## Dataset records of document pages

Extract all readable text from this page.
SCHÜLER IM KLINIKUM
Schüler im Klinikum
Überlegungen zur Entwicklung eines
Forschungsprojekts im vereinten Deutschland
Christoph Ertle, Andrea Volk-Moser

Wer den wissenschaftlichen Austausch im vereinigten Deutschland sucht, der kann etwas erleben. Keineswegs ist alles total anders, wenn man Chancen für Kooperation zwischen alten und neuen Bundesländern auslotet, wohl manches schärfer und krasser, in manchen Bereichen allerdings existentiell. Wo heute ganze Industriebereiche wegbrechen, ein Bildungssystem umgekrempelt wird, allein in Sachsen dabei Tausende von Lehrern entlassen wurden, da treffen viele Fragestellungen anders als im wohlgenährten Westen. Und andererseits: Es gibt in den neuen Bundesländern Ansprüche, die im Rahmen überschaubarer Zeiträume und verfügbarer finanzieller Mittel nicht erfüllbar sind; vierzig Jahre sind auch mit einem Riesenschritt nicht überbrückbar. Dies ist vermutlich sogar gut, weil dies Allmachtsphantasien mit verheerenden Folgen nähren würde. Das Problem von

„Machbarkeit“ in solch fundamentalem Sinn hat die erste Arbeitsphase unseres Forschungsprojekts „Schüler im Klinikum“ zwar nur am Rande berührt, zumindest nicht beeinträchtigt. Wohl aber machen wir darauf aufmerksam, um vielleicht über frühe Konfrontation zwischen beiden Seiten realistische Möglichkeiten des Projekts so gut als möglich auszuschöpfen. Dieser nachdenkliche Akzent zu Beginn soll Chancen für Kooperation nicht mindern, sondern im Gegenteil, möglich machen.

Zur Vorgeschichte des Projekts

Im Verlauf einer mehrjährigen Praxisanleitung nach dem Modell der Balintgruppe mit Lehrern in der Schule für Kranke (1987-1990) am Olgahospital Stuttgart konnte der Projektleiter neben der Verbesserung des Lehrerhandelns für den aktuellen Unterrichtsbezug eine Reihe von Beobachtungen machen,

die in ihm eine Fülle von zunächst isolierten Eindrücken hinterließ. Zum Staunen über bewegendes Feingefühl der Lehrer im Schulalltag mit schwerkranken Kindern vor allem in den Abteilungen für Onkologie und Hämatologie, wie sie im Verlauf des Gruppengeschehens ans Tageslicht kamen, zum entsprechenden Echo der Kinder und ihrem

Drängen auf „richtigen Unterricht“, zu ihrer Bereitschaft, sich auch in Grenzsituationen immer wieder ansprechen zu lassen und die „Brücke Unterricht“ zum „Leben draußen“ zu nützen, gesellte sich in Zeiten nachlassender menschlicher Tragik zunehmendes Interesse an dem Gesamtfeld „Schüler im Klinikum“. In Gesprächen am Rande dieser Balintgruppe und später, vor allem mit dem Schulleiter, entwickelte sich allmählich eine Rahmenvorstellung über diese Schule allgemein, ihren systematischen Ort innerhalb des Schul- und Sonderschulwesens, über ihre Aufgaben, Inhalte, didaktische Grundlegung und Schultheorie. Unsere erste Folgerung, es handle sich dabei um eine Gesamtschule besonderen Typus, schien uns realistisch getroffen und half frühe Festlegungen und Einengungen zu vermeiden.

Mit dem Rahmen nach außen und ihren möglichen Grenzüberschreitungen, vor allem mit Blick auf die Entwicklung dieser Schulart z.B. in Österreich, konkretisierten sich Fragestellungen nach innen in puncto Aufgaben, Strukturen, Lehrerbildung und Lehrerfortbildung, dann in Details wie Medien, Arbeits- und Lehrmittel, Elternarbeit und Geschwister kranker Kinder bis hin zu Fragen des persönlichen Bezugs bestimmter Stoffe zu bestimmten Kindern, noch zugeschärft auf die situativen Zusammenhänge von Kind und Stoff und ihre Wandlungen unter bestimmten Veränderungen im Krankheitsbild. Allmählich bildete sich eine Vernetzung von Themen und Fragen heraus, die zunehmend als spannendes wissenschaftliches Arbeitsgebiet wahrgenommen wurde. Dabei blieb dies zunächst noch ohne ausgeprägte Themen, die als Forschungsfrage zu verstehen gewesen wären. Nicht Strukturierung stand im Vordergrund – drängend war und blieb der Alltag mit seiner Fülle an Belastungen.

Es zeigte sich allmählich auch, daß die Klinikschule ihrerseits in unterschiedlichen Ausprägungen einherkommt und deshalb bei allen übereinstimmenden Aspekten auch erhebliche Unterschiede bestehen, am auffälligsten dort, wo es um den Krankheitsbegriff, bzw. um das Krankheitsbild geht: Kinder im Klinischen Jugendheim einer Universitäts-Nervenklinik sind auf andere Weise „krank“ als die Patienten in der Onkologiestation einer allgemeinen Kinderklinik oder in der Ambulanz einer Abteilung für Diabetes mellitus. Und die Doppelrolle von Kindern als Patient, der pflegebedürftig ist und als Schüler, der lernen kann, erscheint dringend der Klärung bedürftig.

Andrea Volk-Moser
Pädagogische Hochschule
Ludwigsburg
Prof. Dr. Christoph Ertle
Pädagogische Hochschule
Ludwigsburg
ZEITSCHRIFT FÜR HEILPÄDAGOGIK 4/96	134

## Work instruction
Report, for the data above, every line in which the string "Christoph" appears.

## Solution for this exercise
Christoph Ertle, Andrea Volk-Moser
Prof. Dr. Christoph Ertle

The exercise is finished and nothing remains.